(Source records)
— start —

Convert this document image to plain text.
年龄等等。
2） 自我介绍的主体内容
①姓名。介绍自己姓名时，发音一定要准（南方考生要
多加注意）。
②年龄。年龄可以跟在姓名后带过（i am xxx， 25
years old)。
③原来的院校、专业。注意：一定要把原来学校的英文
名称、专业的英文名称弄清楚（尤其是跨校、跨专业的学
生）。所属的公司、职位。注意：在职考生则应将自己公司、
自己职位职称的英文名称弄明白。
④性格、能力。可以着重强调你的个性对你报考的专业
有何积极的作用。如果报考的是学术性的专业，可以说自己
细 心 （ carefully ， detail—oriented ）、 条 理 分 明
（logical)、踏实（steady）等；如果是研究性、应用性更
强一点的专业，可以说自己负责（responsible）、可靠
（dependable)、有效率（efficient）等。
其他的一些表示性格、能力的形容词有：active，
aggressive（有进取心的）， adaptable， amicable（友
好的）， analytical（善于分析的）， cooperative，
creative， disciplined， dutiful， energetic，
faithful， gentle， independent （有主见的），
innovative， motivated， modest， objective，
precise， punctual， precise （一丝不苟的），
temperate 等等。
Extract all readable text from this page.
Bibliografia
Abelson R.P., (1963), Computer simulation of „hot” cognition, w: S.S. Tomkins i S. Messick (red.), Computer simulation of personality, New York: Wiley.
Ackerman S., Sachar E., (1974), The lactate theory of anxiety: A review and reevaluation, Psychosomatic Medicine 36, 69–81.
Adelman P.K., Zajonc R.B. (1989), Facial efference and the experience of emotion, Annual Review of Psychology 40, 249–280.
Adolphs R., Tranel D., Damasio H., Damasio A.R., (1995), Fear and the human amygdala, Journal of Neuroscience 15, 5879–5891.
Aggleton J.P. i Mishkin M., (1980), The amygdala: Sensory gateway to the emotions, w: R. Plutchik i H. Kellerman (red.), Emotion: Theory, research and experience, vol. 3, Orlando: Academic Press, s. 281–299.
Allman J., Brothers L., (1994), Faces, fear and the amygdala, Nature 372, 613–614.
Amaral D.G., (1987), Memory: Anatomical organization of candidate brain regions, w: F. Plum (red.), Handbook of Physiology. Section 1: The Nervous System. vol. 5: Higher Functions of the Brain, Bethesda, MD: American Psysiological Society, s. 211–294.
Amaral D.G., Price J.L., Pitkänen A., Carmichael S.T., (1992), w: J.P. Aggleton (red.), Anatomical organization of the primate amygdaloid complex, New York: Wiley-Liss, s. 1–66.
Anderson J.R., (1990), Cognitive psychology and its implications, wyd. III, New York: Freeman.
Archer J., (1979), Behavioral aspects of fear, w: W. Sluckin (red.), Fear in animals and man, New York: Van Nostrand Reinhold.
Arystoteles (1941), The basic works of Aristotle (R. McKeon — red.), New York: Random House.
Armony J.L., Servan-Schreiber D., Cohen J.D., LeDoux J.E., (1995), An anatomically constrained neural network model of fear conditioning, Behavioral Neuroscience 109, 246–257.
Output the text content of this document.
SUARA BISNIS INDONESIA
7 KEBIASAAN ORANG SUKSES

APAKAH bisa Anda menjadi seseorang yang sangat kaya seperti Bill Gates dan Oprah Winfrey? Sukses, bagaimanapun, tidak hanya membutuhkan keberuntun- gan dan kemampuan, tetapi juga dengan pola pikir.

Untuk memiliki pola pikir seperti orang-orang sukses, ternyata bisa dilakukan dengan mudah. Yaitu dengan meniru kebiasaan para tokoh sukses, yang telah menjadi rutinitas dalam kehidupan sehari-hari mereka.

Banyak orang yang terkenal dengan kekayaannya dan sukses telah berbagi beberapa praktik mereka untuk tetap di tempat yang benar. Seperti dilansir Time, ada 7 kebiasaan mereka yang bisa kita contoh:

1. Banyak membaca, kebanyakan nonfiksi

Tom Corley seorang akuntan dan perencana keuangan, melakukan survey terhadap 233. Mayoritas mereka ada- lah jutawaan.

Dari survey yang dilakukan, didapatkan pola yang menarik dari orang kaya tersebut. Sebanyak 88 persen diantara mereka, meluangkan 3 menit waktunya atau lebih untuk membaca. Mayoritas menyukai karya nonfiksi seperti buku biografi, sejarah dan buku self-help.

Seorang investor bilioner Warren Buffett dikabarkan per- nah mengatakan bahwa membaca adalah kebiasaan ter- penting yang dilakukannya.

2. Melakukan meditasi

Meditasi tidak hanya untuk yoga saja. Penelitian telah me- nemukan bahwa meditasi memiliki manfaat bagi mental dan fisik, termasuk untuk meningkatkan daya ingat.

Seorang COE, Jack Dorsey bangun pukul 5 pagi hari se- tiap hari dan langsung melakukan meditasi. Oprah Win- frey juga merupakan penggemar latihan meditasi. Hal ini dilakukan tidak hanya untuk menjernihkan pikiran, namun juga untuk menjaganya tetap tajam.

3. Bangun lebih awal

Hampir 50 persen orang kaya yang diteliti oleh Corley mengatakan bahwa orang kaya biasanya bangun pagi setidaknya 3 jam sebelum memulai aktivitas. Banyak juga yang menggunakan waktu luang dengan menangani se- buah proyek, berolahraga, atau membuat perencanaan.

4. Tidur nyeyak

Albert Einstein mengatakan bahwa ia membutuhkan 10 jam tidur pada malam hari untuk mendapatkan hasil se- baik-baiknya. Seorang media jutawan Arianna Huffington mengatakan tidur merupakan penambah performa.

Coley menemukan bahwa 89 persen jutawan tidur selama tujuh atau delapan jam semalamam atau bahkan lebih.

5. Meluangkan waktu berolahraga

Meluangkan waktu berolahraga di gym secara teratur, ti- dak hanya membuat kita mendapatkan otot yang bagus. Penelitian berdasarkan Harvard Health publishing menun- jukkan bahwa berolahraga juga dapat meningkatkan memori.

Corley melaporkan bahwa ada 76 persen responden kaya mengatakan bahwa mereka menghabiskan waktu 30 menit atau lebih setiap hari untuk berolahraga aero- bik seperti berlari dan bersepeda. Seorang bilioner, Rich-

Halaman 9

— end —

What you will do:
Repeat every record, exactly as written.

Correct answer:
Convert this document image to plain text.
年龄等等。
2） 自我介绍的主体内容
①姓名。介绍自己姓名时，发音一定要准（南方考生要
多加注意）。
②年龄。年龄可以跟在姓名后带过（i am xxx， 25
years old)。
③原来的院校、专业。注意：一定要把原来学校的英文
名称、专业的英文名称弄清楚（尤其是跨校、跨专业的学
生）。所属的公司、职位。注意：在职考生则应将自己公司、
自己职位职称的英文名称弄明白。
④性格、能力。可以着重强调你的个性对你报考的专业
有何积极的作用。如果报考的是学术性的专业，可以说自己
细 心 （ carefully ， detail—oriented ）、 条 理 分 明
（logical)、踏实（steady）等；如果是研究性、应用性更
强一点的专业，可以说自己负责（responsible）、可靠
（dependable)、有效率（efficient）等。
其他的一些表示性格、能力的形容词有：active，
aggressive（有进取心的）， adaptable， amicable（友
好的）， analytical（善于分析的）， cooperative，
creative， disciplined， dutiful， energetic，
faithful， gentle， independent （有主见的），
innovative， motivated， modest， objective，
precise， punctual， precise （一丝不苟的），
temperate 等等。
Extract all readable text from this page.
Bibliografia
Abelson R.P., (1963), Computer simulation of „hot” cognition, w: S.S. Tomkins i S. Messick (red.), Computer simulation of personality, New York: Wiley.
Ackerman S., Sachar E., (1974), The lactate theory of anxiety: A review and reevaluation, Psychosomatic Medicine 36, 69–81.
Adelman P.K., Zajonc R.B. (1989), Facial efference and the experience of emotion, Annual Review of Psychology 40, 249–280.
Adolphs R., Tranel D., Damasio H., Damasio A.R., (1995), Fear and the human amygdala, Journal of Neuroscience 15, 5879–5891.
Aggleton J.P. i Mishkin M., (1980), The amygdala: Sensory gateway to the emotions, w: R. Plutchik i H. Kellerman (red.), Emotion: Theory, research and experience, vol. 3, Orlando: Academic Press, s. 281–299.
Allman J., Brothers L., (1994), Faces, fear and the amygdala, Nature 372, 613–614.
Amaral D.G., (1987), Memory: Anatomical organization of candidate brain regions, w: F. Plum (red.), Handbook of Physiology. Section 1: The Nervous System. vol. 5: Higher Functions of the Brain, Bethesda, MD: American Psysiological Society, s. 211–294.
Amaral D.G., Price J.L., Pitkänen A., Carmichael S.T., (1992), w: J.P. Aggleton (red.), Anatomical organization of the primate amygdaloid complex, New York: Wiley-Liss, s. 1–66.
Anderson J.R., (1990), Cognitive psychology and its implications, wyd. III, New York: Freeman.
Archer J., (1979), Behavioral aspects of fear, w: W. Sluckin (red.), Fear in animals and man, New York: Van Nostrand Reinhold.
Arystoteles (1941), The basic works of Aristotle (R. McKeon — red.), New York: Random House.
Armony J.L., Servan-Schreiber D., Cohen J.D., LeDoux J.E., (1995), An anatomically constrained neural network model of fear conditioning, Behavioral Neuroscience 109, 246–257.
Output the text content of this document.
SUARA BISNIS INDONESIA
7 KEBIASAAN ORANG SUKSES

APAKAH bisa Anda menjadi seseorang yang sangat kaya seperti Bill Gates dan Oprah Winfrey? Sukses, bagaimanapun, tidak hanya membutuhkan keberuntun- gan dan kemampuan, tetapi juga dengan pola pikir.

Untuk memiliki pola pikir seperti orang-orang sukses, ternyata bisa dilakukan dengan mudah. Yaitu dengan meniru kebiasaan para tokoh sukses, yang telah menjadi rutinitas dalam kehidupan sehari-hari mereka.

Banyak orang yang terkenal dengan kekayaannya dan sukses telah berbagi beberapa praktik mereka untuk tetap di tempat yang benar. Seperti dilansir Time, ada 7 kebiasaan mereka yang bisa kita contoh:

1. Banyak membaca, kebanyakan nonfiksi

Tom Corley seorang akuntan dan perencana keuangan, melakukan survey terhadap 233. Mayoritas mereka ada- lah jutawaan.

Dari survey yang dilakukan, didapatkan pola yang menarik dari orang kaya tersebut. Sebanyak 88 persen diantara mereka, meluangkan 3 menit waktunya atau lebih untuk membaca. Mayoritas menyukai karya nonfiksi seperti buku biografi, sejarah dan buku self-help.

Seorang investor bilioner Warren Buffett dikabarkan per- nah mengatakan bahwa membaca adalah kebiasaan ter- penting yang dilakukannya.

2. Melakukan meditasi

Meditasi tidak hanya untuk yoga saja. Penelitian telah me- nemukan bahwa meditasi memiliki manfaat bagi mental dan fisik, termasuk untuk meningkatkan daya ingat.

Seorang COE, Jack Dorsey bangun pukul 5 pagi hari se- tiap hari dan langsung melakukan meditasi. Oprah Win- frey juga merupakan penggemar latihan meditasi. Hal ini dilakukan tidak hanya untuk menjernihkan pikiran, namun juga untuk menjaganya tetap tajam.

3. Bangun lebih awal

Hampir 50 persen orang kaya yang diteliti oleh Corley mengatakan bahwa orang kaya biasanya bangun pagi setidaknya 3 jam sebelum memulai aktivitas. Banyak juga yang menggunakan waktu luang dengan menangani se- buah proyek, berolahraga, atau membuat perencanaan.

4. Tidur nyeyak

Albert Einstein mengatakan bahwa ia membutuhkan 10 jam tidur pada malam hari untuk mendapatkan hasil se- baik-baiknya. Seorang media jutawan Arianna Huffington mengatakan tidur merupakan penambah performa.

Coley menemukan bahwa 89 persen jutawan tidur selama tujuh atau delapan jam semalamam atau bahkan lebih.

5. Meluangkan waktu berolahraga

Meluangkan waktu berolahraga di gym secara teratur, ti- dak hanya membuat kita mendapatkan otot yang bagus. Penelitian berdasarkan Harvard Health publishing menun- jukkan bahwa berolahraga juga dapat meningkatkan memori.

Corley melaporkan bahwa ada 76 persen responden kaya mengatakan bahwa mereka menghabiskan waktu 30 menit atau lebih setiap hari untuk berolahraga aero- bik seperti berlari dan bersepeda. Seorang bilioner, Rich-

Halaman 9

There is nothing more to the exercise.